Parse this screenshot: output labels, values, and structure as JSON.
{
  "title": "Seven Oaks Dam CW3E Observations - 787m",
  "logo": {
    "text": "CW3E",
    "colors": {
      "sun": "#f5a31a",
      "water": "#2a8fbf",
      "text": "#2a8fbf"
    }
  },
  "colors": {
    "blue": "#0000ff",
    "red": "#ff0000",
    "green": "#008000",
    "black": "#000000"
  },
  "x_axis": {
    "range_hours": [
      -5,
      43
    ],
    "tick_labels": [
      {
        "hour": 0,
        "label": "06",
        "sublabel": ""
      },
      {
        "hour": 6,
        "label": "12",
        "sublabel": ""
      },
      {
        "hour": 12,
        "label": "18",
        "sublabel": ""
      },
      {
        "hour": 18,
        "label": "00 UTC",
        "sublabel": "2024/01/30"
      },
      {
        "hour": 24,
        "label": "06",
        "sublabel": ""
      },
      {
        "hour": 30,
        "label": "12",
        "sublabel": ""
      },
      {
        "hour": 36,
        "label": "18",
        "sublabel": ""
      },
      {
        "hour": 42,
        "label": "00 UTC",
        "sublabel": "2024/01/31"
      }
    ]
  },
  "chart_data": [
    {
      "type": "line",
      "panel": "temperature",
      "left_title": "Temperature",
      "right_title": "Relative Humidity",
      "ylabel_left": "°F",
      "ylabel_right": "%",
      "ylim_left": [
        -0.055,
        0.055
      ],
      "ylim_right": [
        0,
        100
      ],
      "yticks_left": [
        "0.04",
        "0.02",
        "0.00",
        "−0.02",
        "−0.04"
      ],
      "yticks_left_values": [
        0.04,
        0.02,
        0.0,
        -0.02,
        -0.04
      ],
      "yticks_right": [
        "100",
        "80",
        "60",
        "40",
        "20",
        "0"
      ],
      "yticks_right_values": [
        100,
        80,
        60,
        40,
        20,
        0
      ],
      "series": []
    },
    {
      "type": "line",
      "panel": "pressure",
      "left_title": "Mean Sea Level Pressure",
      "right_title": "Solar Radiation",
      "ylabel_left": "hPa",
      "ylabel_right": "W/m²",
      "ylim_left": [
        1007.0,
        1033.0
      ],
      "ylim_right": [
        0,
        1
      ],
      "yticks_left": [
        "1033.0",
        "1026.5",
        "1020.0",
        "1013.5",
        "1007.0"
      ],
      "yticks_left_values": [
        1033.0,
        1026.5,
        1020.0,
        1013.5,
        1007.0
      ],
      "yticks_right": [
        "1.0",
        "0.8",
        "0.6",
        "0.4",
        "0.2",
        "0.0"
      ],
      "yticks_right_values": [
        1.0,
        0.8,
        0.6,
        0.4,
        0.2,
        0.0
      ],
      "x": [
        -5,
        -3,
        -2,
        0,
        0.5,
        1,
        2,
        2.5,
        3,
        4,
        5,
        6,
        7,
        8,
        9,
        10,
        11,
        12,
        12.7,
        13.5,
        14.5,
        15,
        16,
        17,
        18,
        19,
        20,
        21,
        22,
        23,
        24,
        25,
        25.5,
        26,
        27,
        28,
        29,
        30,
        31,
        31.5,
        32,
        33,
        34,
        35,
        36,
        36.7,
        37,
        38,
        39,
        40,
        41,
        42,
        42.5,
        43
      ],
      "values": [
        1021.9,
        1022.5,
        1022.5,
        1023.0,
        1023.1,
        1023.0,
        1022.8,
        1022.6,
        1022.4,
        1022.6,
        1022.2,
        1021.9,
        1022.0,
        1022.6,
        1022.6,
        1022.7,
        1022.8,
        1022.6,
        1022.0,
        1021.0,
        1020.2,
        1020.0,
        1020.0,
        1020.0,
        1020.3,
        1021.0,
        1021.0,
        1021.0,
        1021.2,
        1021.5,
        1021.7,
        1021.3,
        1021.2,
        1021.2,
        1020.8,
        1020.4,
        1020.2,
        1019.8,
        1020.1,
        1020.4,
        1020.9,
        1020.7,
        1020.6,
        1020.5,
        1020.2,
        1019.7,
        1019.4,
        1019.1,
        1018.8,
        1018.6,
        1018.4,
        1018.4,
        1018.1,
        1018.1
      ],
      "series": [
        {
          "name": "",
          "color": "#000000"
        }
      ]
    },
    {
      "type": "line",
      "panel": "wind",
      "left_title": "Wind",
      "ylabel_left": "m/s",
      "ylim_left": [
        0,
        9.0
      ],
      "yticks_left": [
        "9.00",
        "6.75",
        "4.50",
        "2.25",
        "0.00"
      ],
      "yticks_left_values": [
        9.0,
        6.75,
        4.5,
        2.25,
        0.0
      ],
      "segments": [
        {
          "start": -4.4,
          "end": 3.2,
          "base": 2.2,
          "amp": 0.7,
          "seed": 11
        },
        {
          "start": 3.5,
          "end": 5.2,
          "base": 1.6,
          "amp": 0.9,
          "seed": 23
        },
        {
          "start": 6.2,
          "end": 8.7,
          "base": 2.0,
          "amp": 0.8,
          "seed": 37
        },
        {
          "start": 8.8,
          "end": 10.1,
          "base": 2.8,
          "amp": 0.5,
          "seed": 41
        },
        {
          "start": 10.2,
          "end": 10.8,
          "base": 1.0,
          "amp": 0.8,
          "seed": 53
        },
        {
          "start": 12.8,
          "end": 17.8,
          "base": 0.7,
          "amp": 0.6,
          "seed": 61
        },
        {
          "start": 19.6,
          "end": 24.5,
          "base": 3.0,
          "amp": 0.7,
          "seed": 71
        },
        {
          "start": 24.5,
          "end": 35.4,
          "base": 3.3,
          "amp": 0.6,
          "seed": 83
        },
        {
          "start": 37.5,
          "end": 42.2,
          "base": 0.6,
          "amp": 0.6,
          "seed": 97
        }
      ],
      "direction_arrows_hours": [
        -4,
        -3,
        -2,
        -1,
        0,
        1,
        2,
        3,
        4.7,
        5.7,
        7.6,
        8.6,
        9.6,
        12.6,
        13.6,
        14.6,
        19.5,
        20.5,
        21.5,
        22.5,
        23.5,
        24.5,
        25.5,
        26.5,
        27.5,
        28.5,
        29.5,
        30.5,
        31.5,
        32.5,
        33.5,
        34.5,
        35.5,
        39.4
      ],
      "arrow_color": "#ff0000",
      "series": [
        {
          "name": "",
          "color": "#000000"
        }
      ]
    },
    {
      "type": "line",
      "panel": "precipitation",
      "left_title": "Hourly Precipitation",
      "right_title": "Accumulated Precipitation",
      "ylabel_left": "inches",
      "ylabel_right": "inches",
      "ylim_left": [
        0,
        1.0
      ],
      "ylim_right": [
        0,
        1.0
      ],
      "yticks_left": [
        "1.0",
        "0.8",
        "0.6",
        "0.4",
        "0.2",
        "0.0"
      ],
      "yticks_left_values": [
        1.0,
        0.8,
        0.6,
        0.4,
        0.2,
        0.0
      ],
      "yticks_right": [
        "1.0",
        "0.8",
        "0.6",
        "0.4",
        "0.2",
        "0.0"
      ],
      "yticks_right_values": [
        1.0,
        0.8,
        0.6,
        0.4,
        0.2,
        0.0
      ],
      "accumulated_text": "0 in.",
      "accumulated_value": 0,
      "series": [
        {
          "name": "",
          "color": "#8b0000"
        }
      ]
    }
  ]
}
****************************************
Reproduce each record exactly, leaving nothing out.

Output →
Parse this screenshot: output labels, values, and structure as JSON.
{
  "title": "Seven Oaks Dam CW3E Observations - 787m",
  "logo": {
    "text": "CW3E",
    "colors": {
      "sun": "#f5a31a",
      "water": "#2a8fbf",
      "text": "#2a8fbf"
    }
  },
  "colors": {
    "blue": "#0000ff",
    "red": "#ff0000",
    "green": "#008000",
    "black": "#000000"
  },
  "x_axis": {
    "range_hours": [
      -5,
      43
    ],
    "tick_labels": [
      {
        "hour": 0,
        "label": "06",
        "sublabel": ""
      },
      {
        "hour": 6,
        "label": "12",
        "sublabel": ""
      },
      {
        "hour": 12,
        "label": "18",
        "sublabel": ""
      },
      {
        "hour": 18,
        "label": "00 UTC",
        "sublabel": "2024/01/30"
      },
      {
        "hour": 24,
        "label": "06",
        "sublabel": ""
      },
      {
        "hour": 30,
        "label": "12",
        "sublabel": ""
      },
      {
        "hour": 36,
        "label": "18",
        "sublabel": ""
      },
      {
        "hour": 42,
        "label": "00 UTC",
        "sublabel": "2024/01/31"
      }
    ]
  },
  "chart_data": [
    {
      "type": "line",
      "panel": "temperature",
      "left_title": "Temperature",
      "right_title": "Relative Humidity",
      "ylabel_left": "°F",
      "ylabel_right": "%",
      "ylim_left": [
        -0.055,
        0.055
      ],
      "ylim_right": [
        0,
        100
      ],
      "yticks_left": [
        "0.04",
        "0.02",
        "0.00",
        "−0.02",
        "−0.04"
      ],
      "yticks_left_values": [
        0.04,
        0.02,
        0.0,
        -0.02,
        -0.04
      ],
      "yticks_right": [
        "100",
        "80",
        "60",
        "40",
        "20",
        "0"
      ],
      "yticks_right_values": [
        100,
        80,
        60,
        40,
        20,
        0
      ],
      "series": []
    },
    {
      "type": "line",
      "panel": "pressure",
      "left_title": "Mean Sea Level Pressure",
      "right_title": "Solar Radiation",
      "ylabel_left": "hPa",
      "ylabel_right": "W/m²",
      "ylim_left": [
        1007.0,
        1033.0
      ],
      "ylim_right": [
        0,
        1
      ],
      "yticks_left": [
        "1033.0",
        "1026.5",
        "1020.0",
        "1013.5",
        "1007.0"
      ],
      "yticks_left_values": [
        1033.0,
        1026.5,
        1020.0,
        1013.5,
        1007.0
      ],
      "yticks_right": [
        "1.0",
        "0.8",
        "0.6",
        "0.4",
        "0.2",
        "0.0"
      ],
      "yticks_right_values": [
        1.0,
        0.8,
        0.6,
        0.4,
        0.2,
        0.0
      ],
      "x": [
        -5,
        -3,
        -2,
        0,
        0.5,
        1,
        2,
        2.5,
        3,
        4,
        5,
        6,
        7,
        8,
        9,
        10,
        11,
        12,
        12.7,
        13.5,
        14.5,
        15,
        16,
        17,
        18,
        19,
        20,
        21,
        22,
        23,
        24,
        25,
        25.5,
        26,
        27,
        28,
        29,
        30,
        31,
        31.5,
        32,
        33,
        34,
        35,
        36,
        36.7,
        37,
        38,
        39,
        40,
        41,
        42,
        42.5,
        43
      ],
      "values": [
        1021.9,
        1022.5,
        1022.5,
        1023.0,
        1023.1,
        1023.0,
        1022.8,
        1022.6,
        1022.4,
        1022.6,
        1022.2,
        1021.9,
        1022.0,
        1022.6,
        1022.6,
        1022.7,
        1022.8,
        1022.6,
        1022.0,
        1021.0,
        1020.2,
        1020.0,
        1020.0,
        1020.0,
        1020.3,
        1021.0,
        1021.0,
        1021.0,
        1021.2,
        1021.5,
        1021.7,
        1021.3,
        1021.2,
        1021.2,
        1020.8,
        1020.4,
        1020.2,
        1019.8,
        1020.1,
        1020.4,
        1020.9,
        1020.7,
        1020.6,
        1020.5,
        1020.2,
        1019.7,
        1019.4,
        1019.1,
        1018.8,
        1018.6,
        1018.4,
        1018.4,
        1018.1,
        1018.1
      ],
      "series": [
        {
          "name": "",
          "color": "#000000"
        }
      ]
    },
    {
      "type": "line",
      "panel": "wind",
      "left_title": "Wind",
      "ylabel_left": "m/s",
      "ylim_left": [
        0,
        9.0
      ],
      "yticks_left": [
        "9.00",
        "6.75",
        "4.50",
        "2.25",
        "0.00"
      ],
      "yticks_left_values": [
        9.0,
        6.75,
        4.5,
        2.25,
        0.0
      ],
      "segments": [
        {
          "start": -4.4,
          "end": 3.2,
          "base": 2.2,
          "amp": 0.7,
          "seed": 11
        },
        {
          "start": 3.5,
          "end": 5.2,
          "base": 1.6,
          "amp": 0.9,
          "seed": 23
        },
        {
          "start": 6.2,
          "end": 8.7,
          "base": 2.0,
          "amp": 0.8,
          "seed": 37
        },
        {
          "start": 8.8,
          "end": 10.1,
          "base": 2.8,
          "amp": 0.5,
          "seed": 41
        },
        {
          "start": 10.2,
          "end": 10.8,
          "base": 1.0,
          "amp": 0.8,
          "seed": 53
        },
        {
          "start": 12.8,
          "end": 17.8,
          "base": 0.7,
          "amp": 0.6,
          "seed": 61
        },
        {
          "start": 19.6,
          "end": 24.5,
          "base": 3.0,
          "amp": 0.7,
          "seed": 71
        },
        {
          "start": 24.5,
          "end": 35.4,
          "base": 3.3,
          "amp": 0.6,
          "seed": 83
        },
        {
          "start": 37.5,
          "end": 42.2,
          "base": 0.6,
          "amp": 0.6,
          "seed": 97
        }
      ],
      "direction_arrows_hours": [
        -4,
        -3,
        -2,
        -1,
        0,
        1,
        2,
        3,
        4.7,
        5.7,
        7.6,
        8.6,
        9.6,
        12.6,
        13.6,
        14.6,
        19.5,
        20.5,
        21.5,
        22.5,
        23.5,
        24.5,
        25.5,
        26.5,
        27.5,
        28.5,
        29.5,
        30.5,
        31.5,
        32.5,
        33.5,
        34.5,
        35.5,
        39.4
      ],
      "arrow_color": "#ff0000",
      "series": [
        {
          "name": "",
          "color": "#000000"
        }
      ]
    },
    {
      "type": "line",
      "panel": "precipitation",
      "left_title": "Hourly Precipitation",
      "right_title": "Accumulated Precipitation",
      "ylabel_left": "inches",
      "ylabel_right": "inches",
      "ylim_left": [
        0,
        1.0
      ],
      "ylim_right": [
        0,
        1.0
      ],
      "yticks_left": [
        "1.0",
        "0.8",
        "0.6",
        "0.4",
        "0.2",
        "0.0"
      ],
      "yticks_left_values": [
        1.0,
        0.8,
        0.6,
        0.4,
        0.2,
        0.0
      ],
      "yticks_right": [
        "1.0",
        "0.8",
        "0.6",
        "0.4",
        "0.2",
        "0.0"
      ],
      "yticks_right_values": [
        1.0,
        0.8,
        0.6,
        0.4,
        0.2,
        0.0
      ],
      "accumulated_text": "0 in.",
      "accumulated_value": 0,
      "series": [
        {
          "name": "",
          "color": "#8b0000"
        }
      ]
    }
  ]
}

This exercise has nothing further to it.